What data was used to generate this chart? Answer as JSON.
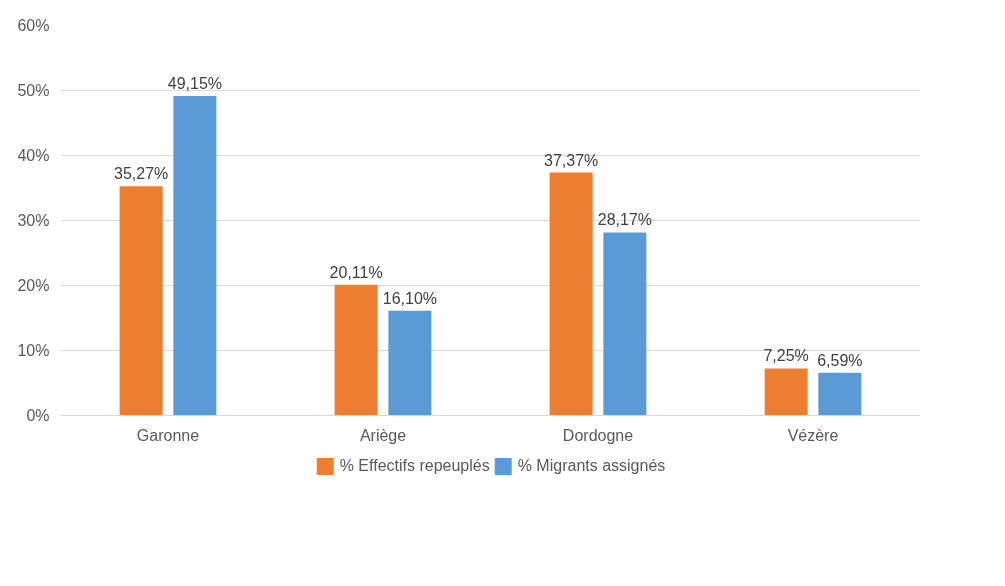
{
  "chart_data": {
    "type": "bar",
    "categories": [
      "Garonne",
      "Ariège",
      "Dordogne",
      "Vézère"
    ],
    "series": [
      {
        "name": "% Effectifs repeuplés",
        "color": "#ed7d31",
        "values": [
          35.27,
          20.11,
          37.37,
          7.25
        ],
        "value_labels": [
          "35,27%",
          "20,11%",
          "37,37%",
          "7,25%"
        ]
      },
      {
        "name": "% Migrants assignés",
        "color": "#5b9bd5",
        "values": [
          49.15,
          16.1,
          28.17,
          6.59
        ],
        "value_labels": [
          "49,15%",
          "16,10%",
          "28,17%",
          "6,59%"
        ]
      }
    ],
    "ylim": [
      0,
      60
    ],
    "yticks": [
      {
        "value": 0,
        "label": "0%"
      },
      {
        "value": 10,
        "label": "10%"
      },
      {
        "value": 20,
        "label": "20%"
      },
      {
        "value": 30,
        "label": "30%"
      },
      {
        "value": 40,
        "label": "40%"
      },
      {
        "value": 50,
        "label": "50%"
      },
      {
        "value": 60,
        "label": "60%"
      }
    ],
    "grid": "y",
    "legend": "bottom"
  }
}
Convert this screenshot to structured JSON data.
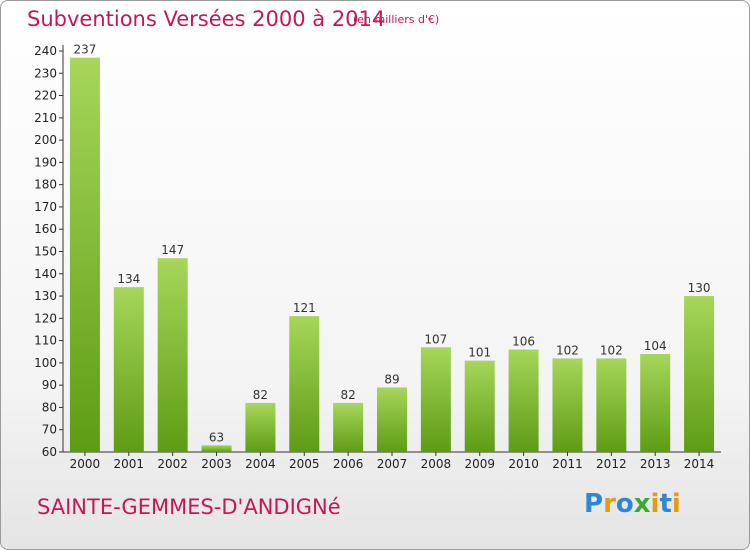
{
  "header": {
    "title": "Subventions Versées 2000 à 2014",
    "subtitle": "(en milliers d'€)"
  },
  "footer": {
    "commune": "SAINTE-GEMMES-D'ANDIGNé",
    "logo": "Proxiti"
  },
  "colors": {
    "bar_light": "#a6d65a",
    "bar_dark": "#5e9c14",
    "title": "#c2185b",
    "logo_letters": [
      "#2f86d6",
      "#e69a12",
      "#2f86d6",
      "#3aaa35",
      "#e69a12",
      "#2f86d6",
      "#e69a12"
    ]
  },
  "chart_data": {
    "type": "bar",
    "title": "Subventions Versées 2000 à 2014",
    "subtitle": "(en milliers d'€)",
    "categories": [
      "2000",
      "2001",
      "2002",
      "2003",
      "2004",
      "2005",
      "2006",
      "2007",
      "2008",
      "2009",
      "2010",
      "2011",
      "2012",
      "2013",
      "2014"
    ],
    "values": [
      237,
      134,
      147,
      63,
      82,
      121,
      82,
      89,
      107,
      101,
      106,
      102,
      102,
      104,
      130
    ],
    "ylim": [
      60,
      240
    ],
    "yticks": [
      60,
      70,
      80,
      90,
      100,
      110,
      120,
      130,
      140,
      150,
      160,
      170,
      180,
      190,
      200,
      210,
      220,
      230,
      240
    ],
    "grid": false,
    "data_labels": true
  }
}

········

State the number of lines in the data that include the string "this", and add nothing else.

→ Task result:
2